### Requirement
Your answer should be a single number: how many lines in the data below hold the string "content".

— Begin —

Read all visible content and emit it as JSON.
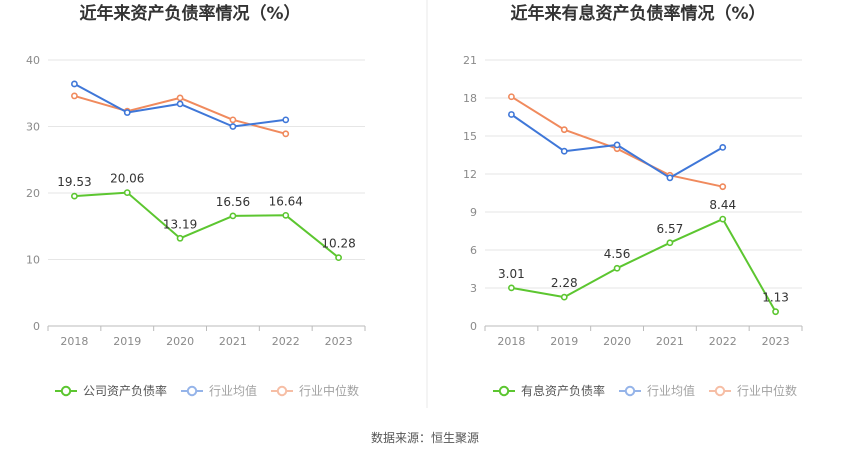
{
  "colors": {
    "company": "#5cc630",
    "industry_avg": "#3f77d8",
    "industry_median": "#f08a5d",
    "grid": "#e6e6e6",
    "axis": "#bbbbbb",
    "divider": "#e8e8e8"
  },
  "source_text": "数据来源：恒生聚源",
  "chart_data": [
    {
      "type": "line",
      "title": "近年来资产负债率情况（%）",
      "categories": [
        "2018",
        "2019",
        "2020",
        "2021",
        "2022",
        "2023"
      ],
      "ylim": [
        0,
        40
      ],
      "yticks": [
        0,
        10,
        20,
        30,
        40
      ],
      "grid": true,
      "legend_position": "bottom",
      "series": [
        {
          "name": "公司资产负债率",
          "key": "company",
          "values": [
            19.53,
            20.06,
            13.19,
            16.56,
            16.64,
            10.28
          ],
          "labels": [
            "19.53",
            "20.06",
            "13.19",
            "16.56",
            "16.64",
            "10.28"
          ]
        },
        {
          "name": "行业均值",
          "key": "industry_avg",
          "values": [
            36.4,
            32.1,
            33.4,
            30.0,
            31.0,
            null
          ]
        },
        {
          "name": "行业中位数",
          "key": "industry_median",
          "values": [
            34.6,
            32.3,
            34.3,
            31.0,
            28.9,
            null
          ]
        }
      ]
    },
    {
      "type": "line",
      "title": "近年来有息资产负债率情况（%）",
      "categories": [
        "2018",
        "2019",
        "2020",
        "2021",
        "2022",
        "2023"
      ],
      "ylim": [
        0,
        21
      ],
      "yticks": [
        0,
        3,
        6,
        9,
        12,
        15,
        18,
        21
      ],
      "grid": true,
      "legend_position": "bottom",
      "series": [
        {
          "name": "有息资产负债率",
          "key": "company",
          "values": [
            3.01,
            2.28,
            4.56,
            6.57,
            8.44,
            1.13
          ],
          "labels": [
            "3.01",
            "2.28",
            "4.56",
            "6.57",
            "8.44",
            "1.13"
          ]
        },
        {
          "name": "行业均值",
          "key": "industry_avg",
          "values": [
            16.7,
            13.8,
            14.3,
            11.7,
            14.1,
            null
          ]
        },
        {
          "name": "行业中位数",
          "key": "industry_median",
          "values": [
            18.1,
            15.5,
            14.0,
            11.9,
            11.0,
            null
          ]
        }
      ]
    }
  ]
}
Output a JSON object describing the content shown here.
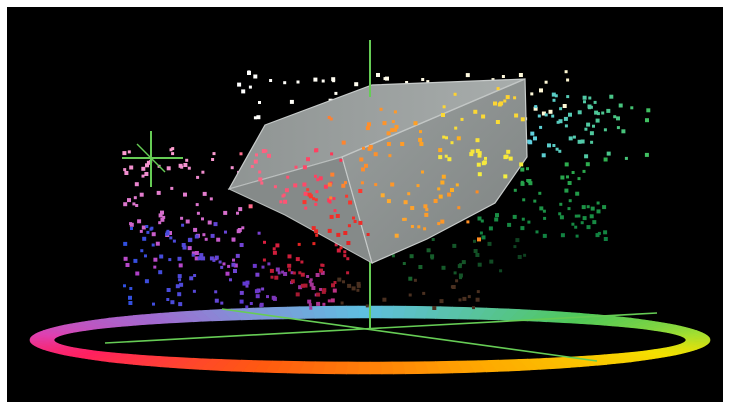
{
  "figure": {
    "kind": "3d-color-gamut-visualization",
    "background": "#000000",
    "border": "#ffffff",
    "axis_color": "#66cc55",
    "solid_fill": "#8d9291",
    "solid_edge": "#c7cbca",
    "hue_ring_colors": [
      "#5fbfe0",
      "#a06ad0",
      "#e040b0",
      "#ff2060",
      "#ff5a10",
      "#ffaa00",
      "#f4e000",
      "#a6e030",
      "#50c858",
      "#5fbfe0"
    ]
  }
}
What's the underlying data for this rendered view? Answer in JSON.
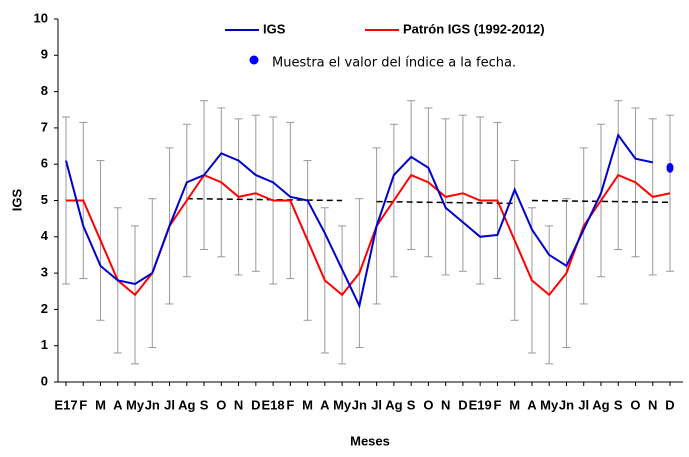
{
  "chart_data": {
    "type": "line",
    "x_label": "Meses",
    "y_label": "IGS",
    "categories": [
      "E17",
      "F",
      "M",
      "A",
      "My",
      "Jn",
      "Jl",
      "Ag",
      "S",
      "O",
      "N",
      "D",
      "E18",
      "F",
      "M",
      "A",
      "My",
      "Jn",
      "Jl",
      "Ag",
      "S",
      "O",
      "N",
      "D",
      "E19",
      "F",
      "M",
      "A",
      "My",
      "Jn",
      "Jl",
      "Ag",
      "S",
      "O",
      "N",
      "D"
    ],
    "ylim": [
      0,
      10
    ],
    "yticks": [
      0,
      1,
      2,
      3,
      4,
      5,
      6,
      7,
      8,
      9,
      10
    ],
    "series": [
      {
        "name": "IGS",
        "color": "#0000cc",
        "values": [
          6.1,
          4.3,
          3.2,
          2.8,
          2.7,
          3.0,
          4.3,
          5.5,
          5.7,
          6.3,
          6.1,
          5.7,
          5.5,
          5.1,
          5.0,
          4.1,
          3.1,
          2.1,
          4.3,
          5.7,
          6.2,
          5.9,
          4.8,
          4.4,
          4.0,
          4.05,
          5.3,
          4.2,
          3.5,
          3.2,
          4.2,
          5.2,
          6.8,
          6.15,
          6.05,
          null
        ]
      },
      {
        "name": "Patrón IGS (1992-2012)",
        "color": "#ff0000",
        "values": [
          5.0,
          5.0,
          3.9,
          2.8,
          2.4,
          3.0,
          4.3,
          5.0,
          5.7,
          5.5,
          5.1,
          5.2,
          5.0,
          5.0,
          3.9,
          2.8,
          2.4,
          3.0,
          4.3,
          5.0,
          5.7,
          5.5,
          5.1,
          5.2,
          5.0,
          5.0,
          3.9,
          2.8,
          2.4,
          3.0,
          4.3,
          5.0,
          5.7,
          5.5,
          5.1,
          5.2
        ],
        "errors": [
          2.3,
          2.15,
          2.2,
          2.0,
          1.9,
          2.05,
          2.15,
          2.1,
          2.05,
          2.05,
          2.15,
          2.15,
          2.3,
          2.15,
          2.2,
          2.0,
          1.9,
          2.05,
          2.15,
          2.1,
          2.05,
          2.05,
          2.15,
          2.15,
          2.3,
          2.15,
          2.2,
          2.0,
          1.9,
          2.05,
          2.15,
          2.1,
          2.05,
          2.05,
          2.15,
          2.15
        ],
        "error_color": "#999999"
      }
    ],
    "trend": [
      {
        "x": [
          7,
          16
        ],
        "values": [
          5.05,
          5.0
        ]
      },
      {
        "x": [
          18,
          26
        ],
        "values": [
          4.97,
          4.92
        ]
      },
      {
        "x": [
          27,
          35
        ],
        "values": [
          5.0,
          4.95
        ]
      }
    ],
    "trend_color": "#000000",
    "marker": {
      "label": "Muestra el valor del índice a la fecha.",
      "index": 35,
      "value": 5.9,
      "color": "#0000ff"
    }
  }
}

— End —

### Correct output
2